=== Objective ===
State only the number of lines that include "meta".

[Collected data entries]
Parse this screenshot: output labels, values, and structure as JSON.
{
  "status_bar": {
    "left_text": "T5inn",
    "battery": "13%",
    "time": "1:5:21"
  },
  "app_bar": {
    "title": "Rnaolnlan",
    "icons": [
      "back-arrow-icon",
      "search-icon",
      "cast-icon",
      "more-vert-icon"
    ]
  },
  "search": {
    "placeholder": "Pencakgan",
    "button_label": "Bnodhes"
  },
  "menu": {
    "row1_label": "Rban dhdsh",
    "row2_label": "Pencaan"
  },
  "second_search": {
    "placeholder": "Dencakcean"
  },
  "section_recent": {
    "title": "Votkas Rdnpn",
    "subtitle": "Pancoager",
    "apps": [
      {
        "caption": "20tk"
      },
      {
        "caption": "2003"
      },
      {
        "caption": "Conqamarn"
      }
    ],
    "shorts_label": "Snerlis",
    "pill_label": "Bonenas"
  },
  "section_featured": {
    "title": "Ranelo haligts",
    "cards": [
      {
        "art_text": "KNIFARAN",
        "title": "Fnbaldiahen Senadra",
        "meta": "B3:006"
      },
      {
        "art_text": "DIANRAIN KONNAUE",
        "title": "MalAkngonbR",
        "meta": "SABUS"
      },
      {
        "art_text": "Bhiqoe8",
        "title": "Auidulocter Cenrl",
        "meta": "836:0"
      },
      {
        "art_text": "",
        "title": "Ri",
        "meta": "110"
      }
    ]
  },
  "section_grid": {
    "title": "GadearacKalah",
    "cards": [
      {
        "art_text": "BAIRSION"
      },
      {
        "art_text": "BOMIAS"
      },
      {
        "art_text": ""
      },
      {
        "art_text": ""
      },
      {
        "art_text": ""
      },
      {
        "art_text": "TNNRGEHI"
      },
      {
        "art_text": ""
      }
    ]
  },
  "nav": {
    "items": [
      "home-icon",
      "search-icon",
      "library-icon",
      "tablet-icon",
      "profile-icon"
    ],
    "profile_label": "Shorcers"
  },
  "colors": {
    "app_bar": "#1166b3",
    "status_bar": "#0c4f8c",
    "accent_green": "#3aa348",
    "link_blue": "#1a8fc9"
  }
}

=== Task output ===
4